▶ WHAT IS REQUIRED
Put the lines below into a Markdown table with the columns "Row" and "Line". Number each row, skip blank lines, and leave out the pictures.

## BEGIN GIVEN DATA

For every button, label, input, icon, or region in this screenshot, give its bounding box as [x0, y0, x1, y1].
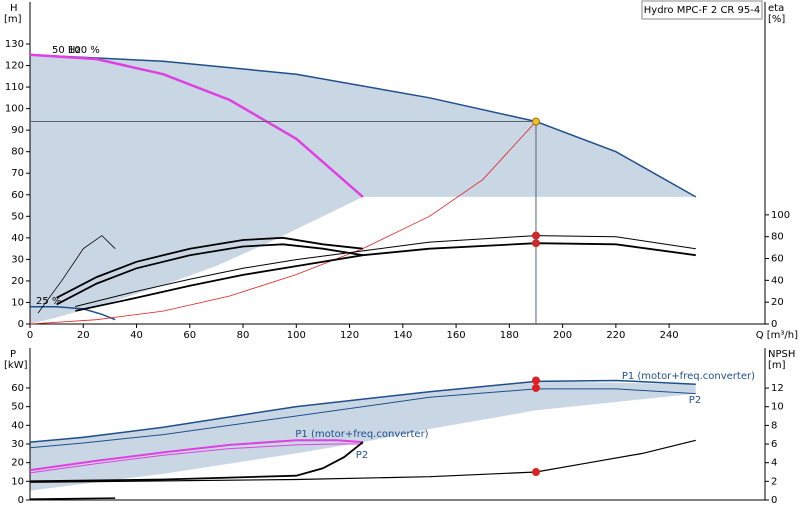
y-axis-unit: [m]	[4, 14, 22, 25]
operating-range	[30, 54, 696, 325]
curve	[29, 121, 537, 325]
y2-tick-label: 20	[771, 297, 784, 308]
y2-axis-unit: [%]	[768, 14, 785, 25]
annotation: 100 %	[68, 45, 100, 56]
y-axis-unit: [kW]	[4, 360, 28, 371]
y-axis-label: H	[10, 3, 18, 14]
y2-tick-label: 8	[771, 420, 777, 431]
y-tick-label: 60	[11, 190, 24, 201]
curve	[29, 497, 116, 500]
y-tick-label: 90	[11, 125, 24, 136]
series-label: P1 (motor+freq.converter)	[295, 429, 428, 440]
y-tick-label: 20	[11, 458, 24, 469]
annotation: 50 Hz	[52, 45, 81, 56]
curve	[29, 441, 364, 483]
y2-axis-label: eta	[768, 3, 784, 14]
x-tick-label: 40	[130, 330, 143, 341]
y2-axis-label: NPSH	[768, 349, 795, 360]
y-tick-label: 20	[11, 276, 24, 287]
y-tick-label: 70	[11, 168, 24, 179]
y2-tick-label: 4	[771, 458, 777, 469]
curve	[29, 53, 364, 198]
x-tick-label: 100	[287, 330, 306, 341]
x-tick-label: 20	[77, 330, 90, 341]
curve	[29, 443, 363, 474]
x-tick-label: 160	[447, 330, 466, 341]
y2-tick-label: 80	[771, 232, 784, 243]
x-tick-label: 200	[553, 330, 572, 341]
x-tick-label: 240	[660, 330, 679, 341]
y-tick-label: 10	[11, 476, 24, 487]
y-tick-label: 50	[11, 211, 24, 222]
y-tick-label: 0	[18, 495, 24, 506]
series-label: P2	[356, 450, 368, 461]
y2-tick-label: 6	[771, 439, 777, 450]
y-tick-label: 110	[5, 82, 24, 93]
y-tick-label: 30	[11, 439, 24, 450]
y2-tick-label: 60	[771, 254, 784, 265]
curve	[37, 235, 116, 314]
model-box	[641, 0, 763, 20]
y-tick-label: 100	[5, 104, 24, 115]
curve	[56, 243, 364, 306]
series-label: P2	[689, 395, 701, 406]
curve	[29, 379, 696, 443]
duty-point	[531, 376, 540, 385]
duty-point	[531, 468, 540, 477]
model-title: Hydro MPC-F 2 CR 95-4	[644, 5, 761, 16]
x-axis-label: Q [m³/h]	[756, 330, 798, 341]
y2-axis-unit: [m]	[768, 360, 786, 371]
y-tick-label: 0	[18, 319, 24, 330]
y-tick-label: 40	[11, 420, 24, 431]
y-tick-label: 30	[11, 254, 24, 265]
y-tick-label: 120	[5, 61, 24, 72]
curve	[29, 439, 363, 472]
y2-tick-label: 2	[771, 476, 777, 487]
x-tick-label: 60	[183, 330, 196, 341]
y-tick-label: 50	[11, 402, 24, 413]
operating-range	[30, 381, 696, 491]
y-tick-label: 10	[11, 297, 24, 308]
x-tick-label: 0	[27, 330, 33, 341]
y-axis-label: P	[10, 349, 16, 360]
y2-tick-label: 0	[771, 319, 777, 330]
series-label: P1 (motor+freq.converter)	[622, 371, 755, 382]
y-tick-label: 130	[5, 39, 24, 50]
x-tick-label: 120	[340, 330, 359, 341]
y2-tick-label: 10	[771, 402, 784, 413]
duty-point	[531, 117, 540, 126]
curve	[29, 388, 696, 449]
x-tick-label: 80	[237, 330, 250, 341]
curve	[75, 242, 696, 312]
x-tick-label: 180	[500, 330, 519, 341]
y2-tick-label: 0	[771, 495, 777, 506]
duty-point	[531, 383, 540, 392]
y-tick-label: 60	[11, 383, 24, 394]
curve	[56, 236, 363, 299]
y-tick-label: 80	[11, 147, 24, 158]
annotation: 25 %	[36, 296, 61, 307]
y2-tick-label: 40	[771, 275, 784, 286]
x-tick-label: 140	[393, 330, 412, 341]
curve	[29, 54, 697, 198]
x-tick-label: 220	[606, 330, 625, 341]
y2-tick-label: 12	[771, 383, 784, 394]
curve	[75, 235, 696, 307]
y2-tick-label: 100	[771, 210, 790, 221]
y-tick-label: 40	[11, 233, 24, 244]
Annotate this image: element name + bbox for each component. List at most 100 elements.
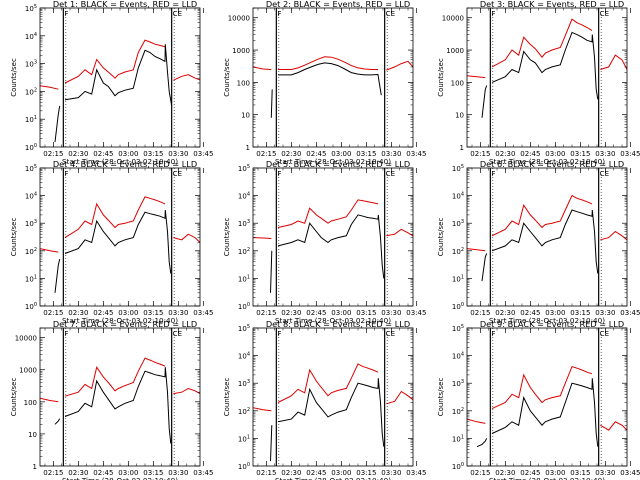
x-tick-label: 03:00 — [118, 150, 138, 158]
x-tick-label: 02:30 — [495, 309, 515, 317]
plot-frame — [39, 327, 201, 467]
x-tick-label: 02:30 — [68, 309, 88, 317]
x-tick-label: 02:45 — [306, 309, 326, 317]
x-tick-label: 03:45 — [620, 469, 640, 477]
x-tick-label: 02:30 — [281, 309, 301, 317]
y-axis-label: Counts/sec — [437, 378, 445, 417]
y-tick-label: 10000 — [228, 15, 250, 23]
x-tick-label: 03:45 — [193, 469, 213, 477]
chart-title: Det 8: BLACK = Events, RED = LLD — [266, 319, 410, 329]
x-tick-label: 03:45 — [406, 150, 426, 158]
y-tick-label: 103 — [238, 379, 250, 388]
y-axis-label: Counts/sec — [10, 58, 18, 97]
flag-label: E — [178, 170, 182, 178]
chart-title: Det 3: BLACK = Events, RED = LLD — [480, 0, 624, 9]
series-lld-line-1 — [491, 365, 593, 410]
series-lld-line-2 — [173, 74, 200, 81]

## END GIVEN DATA

▶ TASK RESPONSE
| Row | Line |
|---|---|
| 1 | For every button, label, input, icon, or region in this screenshot, give its bounding box as [x0, y0, x1, y1]. |
| 2 | y-axis-unit: [m]	[4, 14, 22, 25] |
| 3 | operating-range	[30, 54, 696, 325] |
| 4 | curve	[29, 121, 537, 325] |
| 5 | y2-tick-label: 20	[771, 297, 784, 308] |
| 6 | y2-axis-unit: [%]	[768, 14, 785, 25] |
| 7 | annotation: 100 %	[68, 45, 100, 56] |
| 8 | y-axis-unit: [kW]	[4, 360, 28, 371] |
| 9 | y-axis-label: H	[10, 3, 18, 14] |
| 10 | y2-tick-label: 8	[771, 420, 777, 431] |
| 11 | y-tick-label: 60	[11, 190, 24, 201] |
| 12 | curve	[29, 497, 116, 500] |
| 13 | y-tick-label: 90	[11, 125, 24, 136] |
| 14 | series-label: P1 (motor+freq.converter)	[295, 429, 428, 440] |
| 15 | y-tick-label: 20	[11, 458, 24, 469] |
| 16 | annotation: 50 Hz	[52, 45, 81, 56] |
| 17 | curve	[29, 441, 364, 483] |
| 18 | y2-axis-label: eta	[768, 3, 784, 14] |
| 19 | x-tick-label: 40	[130, 330, 143, 341] |
| 20 | y2-axis-label: NPSH	[768, 349, 795, 360] |
| 21 | y-tick-label: 20	[11, 276, 24, 287] |
| 22 | y-tick-label: 70	[11, 168, 24, 179] |
| 23 | y2-tick-label: 4	[771, 458, 777, 469] |
| 24 | curve	[29, 53, 364, 198] |
| 25 | x-tick-label: 100	[287, 330, 306, 341] |
| 26 | x-tick-label: 20	[77, 330, 90, 341] |
| 27 | curve	[29, 443, 363, 474] |
| 28 | x-tick-label: 160	[447, 330, 466, 341] |
| 29 | y2-tick-label: 80	[771, 232, 784, 243] |
| 30 | x-tick-label: 200	[553, 330, 572, 341] |
| 31 | x-tick-label: 240	[660, 330, 679, 341] |
| 32 | y-tick-label: 10	[11, 476, 24, 487] |
| 33 | y-tick-label: 50	[11, 211, 24, 222] |
| 34 | y-tick-label: 0	[18, 495, 24, 506] |
| 35 | series-label: P2	[356, 450, 368, 461] |
| 36 | y2-tick-label: 6	[771, 439, 777, 450] |
| 37 | y-tick-label: 110	[5, 82, 24, 93] |
| 38 | y-tick-label: 30	[11, 439, 24, 450] |
| 39 | y2-tick-label: 60	[771, 254, 784, 265] |
| 40 | curve	[37, 235, 116, 314] |
| 41 | model-box	[641, 0, 763, 20] |
| 42 | y-tick-label: 100	[5, 104, 24, 115] |
| 43 | curve	[56, 243, 364, 306] |
| 44 | series-label: P2	[689, 395, 701, 406] |
| 45 | curve	[29, 379, 696, 443] |
| 46 | duty-point	[531, 376, 540, 385] |
| 47 | duty-point	[531, 468, 540, 477] |
| 48 | model-title: Hydro MPC-F 2 CR 95-4	[644, 5, 761, 16] |
| 49 | x-axis-label: Q [m³/h]	[756, 330, 798, 341] |
| 50 | y2-axis-unit: [m]	[768, 360, 786, 371] |
| 51 | y-tick-label: 0	[18, 319, 24, 330] |
| 52 | y-tick-label: 40	[11, 420, 24, 431] |
| 53 | y-tick-label: 30	[11, 254, 24, 265] |
| 54 | y-tick-label: 120	[5, 61, 24, 72] |
| 55 | curve	[29, 439, 363, 472] |
| 56 | y2-tick-label: 2	[771, 476, 777, 487] |
| 57 | x-tick-label: 60	[183, 330, 196, 341] |
| 58 | y-tick-label: 50	[11, 402, 24, 413] |
| 59 | operating-range	[30, 381, 696, 491] |
| 60 | y-tick-label: 10	[11, 297, 24, 308] |
| 61 | x-tick-label: 0	[27, 330, 33, 341] |
| 62 | y-axis-label: P	[10, 349, 16, 360] |
| 63 | y2-tick-label: 0	[771, 319, 777, 330] |
| 64 | series-label: P1 (motor+freq.converter)	[622, 371, 755, 382] |
| 65 | y-tick-label: 130	[5, 39, 24, 50] |
| 66 | x-tick-label: 120	[340, 330, 359, 341] |
| 67 | y2-tick-label: 10	[771, 402, 784, 413] |
| 68 | duty-point	[531, 117, 540, 126] |
| 69 | curve	[29, 388, 696, 449] |
| 70 | x-tick-label: 80	[237, 330, 250, 341] |
| 71 | curve	[75, 242, 696, 312] |
| 72 | x-tick-label: 180	[500, 330, 519, 341] |
| 73 | y2-tick-label: 0	[771, 495, 777, 506] |
| 74 | duty-point	[531, 383, 540, 392] |
| 75 | y-tick-label: 60	[11, 383, 24, 394] |
| 76 | curve	[56, 236, 363, 299] |
| 77 | y-tick-label: 80	[11, 147, 24, 158] |
| 78 | annotation: 25 %	[36, 296, 61, 307] |
| 79 | y2-tick-label: 40	[771, 275, 784, 286] |
| 80 | x-tick-label: 140	[393, 330, 412, 341] |
| 81 | curve	[29, 54, 697, 198] |
| 82 | x-tick-label: 220	[606, 330, 625, 341] |
| 83 | y2-tick-label: 12	[771, 383, 784, 394] |
| 84 | curve	[75, 235, 696, 307] |
| 85 | y2-tick-label: 100	[771, 210, 790, 221] |
| 86 | y-tick-label: 40	[11, 233, 24, 244] |
| 87 | Annotate this image: element name + bbox for each component. List at most 100 elements. |
| 88 | x-tick-label: 03:00 — [118, 150, 138, 158] |
| 89 | x-tick-label: 02:30 — [495, 309, 515, 317] |
| 90 | plot-frame — [39, 327, 201, 467] |
| 91 | x-tick-label: 02:30 — [68, 309, 88, 317] |
| 92 | x-tick-label: 02:45 — [306, 309, 326, 317] |
| 93 | x-tick-label: 03:45 — [620, 469, 640, 477] |
| 94 | x-tick-label: 02:30 — [281, 309, 301, 317] |
| 95 | y-axis-label: Counts/sec — [437, 378, 445, 417] |
| 96 | y-tick-label: 10000 — [228, 15, 250, 23] |
| 97 | x-tick-label: 03:45 — [193, 469, 213, 477] |
| 98 | chart-title: Det 8: BLACK = Events, RED = LLD — [266, 319, 410, 329] |
| 99 | x-tick-label: 03:45 — [406, 150, 426, 158] |
| 100 | y-tick-label: 103 — [238, 379, 250, 388] |
| 101 | y-axis-label: Counts/sec — [10, 58, 18, 97] |
| 102 | flag-label: E — [178, 170, 182, 178] |
| 103 | chart-title: Det 3: BLACK = Events, RED = LLD — [480, 0, 624, 9] |
| 104 | series-lld-line-1 — [491, 365, 593, 410] |
| 105 | series-lld-line-2 — [173, 74, 200, 81] |